- **Problem to solve**
Reproduce word for word the part of the text on Bill C-69 that begins with "Our government is" and ends after "a permitting plan.".

- **Text extract**
========================================================================
Our government is consulting with Canadians now to ensure the project list is robust and includes effective criteria such as environmental objectives and standards for clean air, water, and climate change. Through a new early planning and engagement phase, companies will be able to identify and address issues early in the process before an impact assessment begins. Early planning will result in tailored impact statement guidelines, a co-operation plan, an indigenous engagement and partnership plan, public participation plan, and, if required, a permitting plan.

The details of these early planning products will be further articulated in the information requirements and time management regulations. We are consulting on these now and they will come into force concurrently with the IAA. This early planning stage will define requirements and clarify expectations so companies know what is expected of them and when.

This new phase will help them design and plan their projects and more effectively engage indigenous peoples, stakeholders, and local communities. Amendments proposed by the Standing Committee on Environment and Sustainable Development will also enable the Minister of Environment and Climate Change to inform companies early on if a project is likely to have negative impacts, giving proponents an earlier opportunity to decide to continue with an impact assessment.

Bill C-69 would also put in place stricter timeline management for impact assessments, with fewer stops of the clock. Specifically, timelines for agency-led reviews would be reduced from 365 days to 300 days. Panel reviews would be shortened from 720 days to a maximum of 600 days. In addition, panel reviews for designated projects reviewed in collaboration with a federal life cycle regulator would be shortened to 300 days, with the option to allow the minister to set the timeline up to a maximum of 600 days if warranted based on the project's complexity. Timelines for non-designated projects reviewed by life cycle regulators would be shortened from 450 days to 300 days.

The regulations I mentioned earlier would also establish clear rules around when timelines could be paused. In addition, proposed amendments provide for a 45-day timeline for establishing a review panel. Together, these measures will result in more timely decisions and more certainty for proponents.

Companies will also know in advance what will be considered during reviews and what factors will guide decision-making. Reviews will take into account not just environmental impacts, but social, economic, and health effects, along with impacts on indigenous peoples and their rights.

Recognizing that not all project effects are negative, the bill would ensure that both positive and negative impacts would be considered. Amendments clarify that the government's public interest decision will be based on the assessment report and the consideration of specific factors.

The bill would also provide strong transparency measures so proponents would be informed about key decisions, as well as the reasons behind them. That includes, for example, decisions to extend the timeline for a review or to refer a final decision on a project to cabinet. Also, when final decisions are made on whether a project will go ahead, the proponent will be informed of the reasons why and will be assured that all factors were appropriately considered.
========================================================================
[Dataset rows]
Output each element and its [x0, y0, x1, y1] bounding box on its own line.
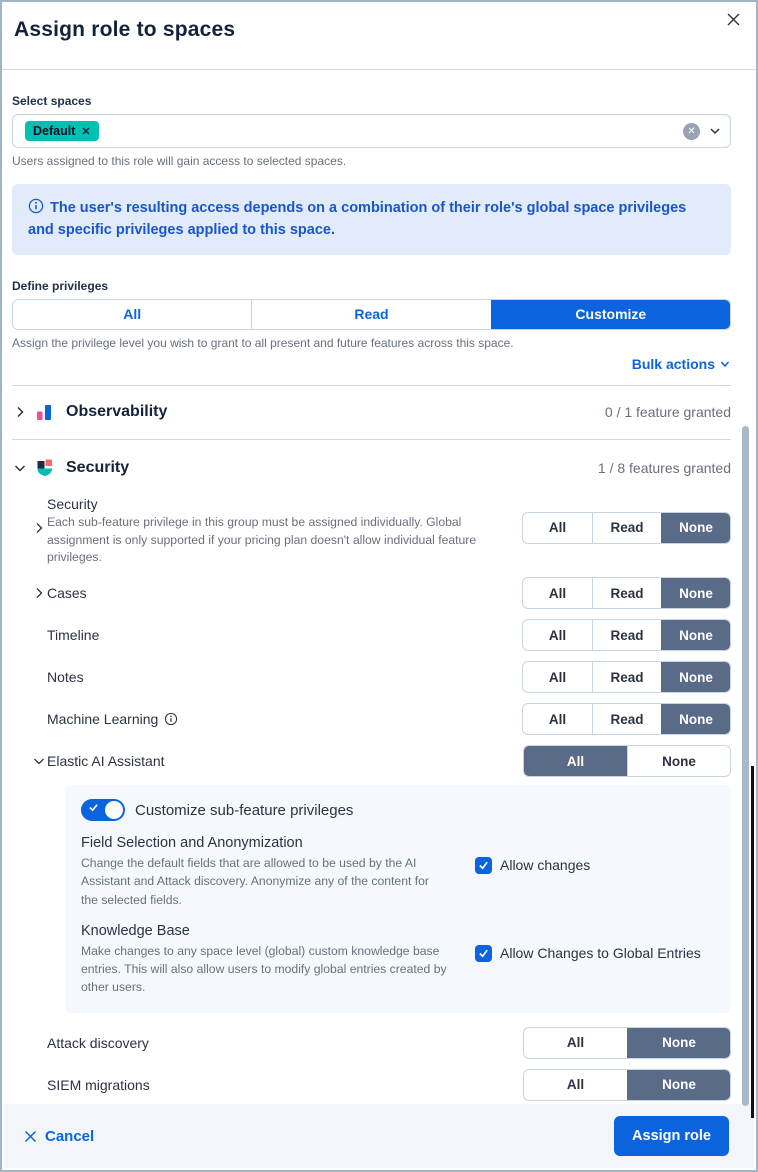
ai-assistant-privilege-group	[523, 745, 731, 777]
read-button[interactable]: Read	[592, 620, 661, 650]
close-icon[interactable]	[722, 8, 744, 30]
checkbox-label: Allow Changes to Global Entries	[500, 944, 701, 961]
feature-label: Cases	[47, 585, 87, 601]
chevron-down-icon[interactable]	[708, 124, 722, 138]
feature-description: Each sub-feature privilege in this group must be assigned individually. Global assignment is only supported if your pricing plan doesn't allow individual feature privileges.	[47, 514, 477, 565]
spaces-help-text: Users assigned to this role will gain access to selected spaces.	[12, 154, 347, 168]
category-title: Security	[66, 458, 130, 476]
bulk-actions-link[interactable]	[632, 356, 731, 372]
feature-row-elastic-ai-assistant	[31, 745, 731, 777]
feature-label: Notes	[47, 669, 84, 685]
close-icon	[24, 1130, 37, 1143]
privilege-all-button[interactable]: All	[13, 300, 251, 329]
none-button[interactable]: None	[627, 1028, 730, 1058]
category-security[interactable]	[12, 444, 731, 492]
feature-row-cases	[31, 577, 731, 609]
feature-row-machine-learning	[31, 703, 731, 735]
callout-text: The user's resulting access depends on a combination of their role's global space privileges and specific privileges applied to this space.	[28, 200, 687, 239]
space-badge-label: Default	[33, 124, 76, 138]
allow-changes-checkbox[interactable]	[475, 857, 492, 874]
cancel-label: Cancel	[45, 1127, 95, 1145]
info-callout	[12, 184, 731, 255]
chevron-down-icon	[719, 358, 731, 370]
all-button[interactable]: All	[566, 1035, 585, 1051]
category-count: 0 / 1 feature granted	[604, 404, 731, 421]
feature-label: Machine Learning	[47, 711, 159, 727]
cases-privilege-group	[522, 577, 731, 609]
chevron-right-icon[interactable]	[12, 404, 28, 420]
subfeature-description: Change the default fields that are allowed to be used by the AI Assistant and Attack discovery. Anonymize any of the content for the selected fields.	[81, 856, 429, 907]
security-privilege-group	[522, 512, 731, 544]
feature-label: Security	[47, 495, 98, 512]
privilege-customize-button[interactable]: Customize	[491, 300, 730, 329]
machine-learning-privilege-group	[522, 703, 731, 735]
subfeature-knowledge-base	[81, 923, 715, 997]
chevron-right-icon[interactable]	[31, 520, 47, 567]
none-button[interactable]: None	[661, 578, 730, 608]
all-button[interactable]: All	[548, 627, 567, 643]
privilege-read-button[interactable]: Read	[251, 300, 490, 329]
feature-label: Elastic AI Assistant	[47, 753, 165, 769]
privilege-level-group	[12, 299, 731, 330]
page-title: Assign role to spaces	[14, 18, 236, 41]
feature-row-siem-migrations	[31, 1069, 731, 1101]
bulk-actions-label: Bulk actions	[631, 355, 715, 372]
space-badge[interactable]	[25, 121, 99, 141]
none-button[interactable]: None	[661, 513, 730, 543]
modal-footer	[4, 1104, 754, 1168]
all-button[interactable]: All	[548, 669, 567, 685]
feature-label: Timeline	[47, 627, 100, 643]
toggle-label: Customize sub-feature privileges	[135, 801, 354, 819]
feature-row-timeline	[31, 619, 731, 651]
all-button[interactable]: All	[548, 711, 567, 727]
category-count: 1 / 8 features granted	[597, 459, 731, 476]
ai-subfeature-panel	[65, 785, 731, 1013]
read-button[interactable]: Read	[592, 578, 661, 608]
subfeature-title: Knowledge Base	[81, 922, 190, 939]
none-button[interactable]: None	[627, 1070, 730, 1100]
notes-privilege-group	[522, 661, 731, 693]
all-button[interactable]: All	[548, 585, 567, 601]
info-icon[interactable]	[164, 712, 178, 726]
subfeature-field-selection	[81, 835, 715, 909]
allow-global-entries-checkbox[interactable]	[475, 945, 492, 962]
privileges-help-text: Assign the privilege level you wish to grant to all present and future features across this space.	[12, 335, 514, 350]
security-icon	[35, 458, 54, 477]
feature-label: SIEM migrations	[47, 1076, 150, 1093]
read-button[interactable]: Read	[592, 704, 661, 734]
read-button[interactable]: Read	[592, 662, 661, 692]
all-button[interactable]: All	[566, 1077, 585, 1093]
siem-migrations-privilege-group	[523, 1069, 731, 1101]
none-button[interactable]: None	[661, 704, 730, 734]
timeline-privilege-group	[522, 619, 731, 651]
spaces-combobox[interactable]	[12, 114, 731, 148]
assign-role-button[interactable]: Assign role	[614, 1116, 729, 1156]
none-button[interactable]: None	[627, 746, 730, 776]
modal-header	[2, 2, 756, 70]
none-button[interactable]: None	[661, 620, 730, 650]
all-button[interactable]: All	[548, 520, 567, 536]
inner-scrollbar-thumb[interactable]	[742, 426, 749, 1106]
divider	[12, 439, 731, 440]
category-title: Observability	[66, 403, 168, 421]
all-button[interactable]: All	[524, 746, 627, 776]
cancel-button[interactable]	[24, 1128, 94, 1145]
define-privileges-label: Define privileges	[12, 278, 109, 293]
info-icon	[28, 198, 44, 214]
chevron-down-icon[interactable]	[12, 460, 28, 476]
toggle-thumb	[105, 801, 123, 819]
select-spaces-label: Select spaces	[12, 94, 92, 108]
category-observability[interactable]	[12, 386, 731, 439]
feature-row-attack-discovery	[31, 1027, 731, 1059]
checkbox-label: Allow changes	[500, 857, 591, 873]
feature-row-security	[31, 496, 731, 567]
attack-discovery-privilege-group	[523, 1027, 731, 1059]
observability-icon	[35, 403, 54, 422]
none-button[interactable]: None	[661, 662, 730, 692]
remove-space-icon[interactable]: ✕	[81, 125, 91, 138]
feature-row-notes	[31, 661, 731, 693]
feature-label: Attack discovery	[47, 1034, 149, 1051]
chevron-down-icon[interactable]	[31, 753, 47, 769]
outer-scrollbar-thumb[interactable]	[751, 766, 754, 1118]
subfeature-title: Field Selection and Anonymization	[81, 835, 303, 851]
clear-selection-icon[interactable]: ✕	[683, 123, 700, 140]
read-button[interactable]: Read	[592, 513, 661, 543]
customize-subfeature-toggle[interactable]	[81, 799, 125, 821]
chevron-right-icon[interactable]	[31, 585, 47, 601]
subfeature-description: Make changes to any space level (global) custom knowledge base entries. This will also allow users to modify global entries created by other users.	[81, 943, 447, 995]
========================================================================
- **Response for this exercise**
Our government is consulting with Canadians now to ensure the project list is robust and includes effective criteria such as environmental objectives and standards for clean air, water, and climate change. Through a new early planning and engagement phase, companies will be able to identify and address issues early in the process before an impact assessment begins. Early planning will result in tailored impact statement guidelines, a co-operation plan, an indigenous engagement and partnership plan, public participation plan, and, if required, a permitting plan.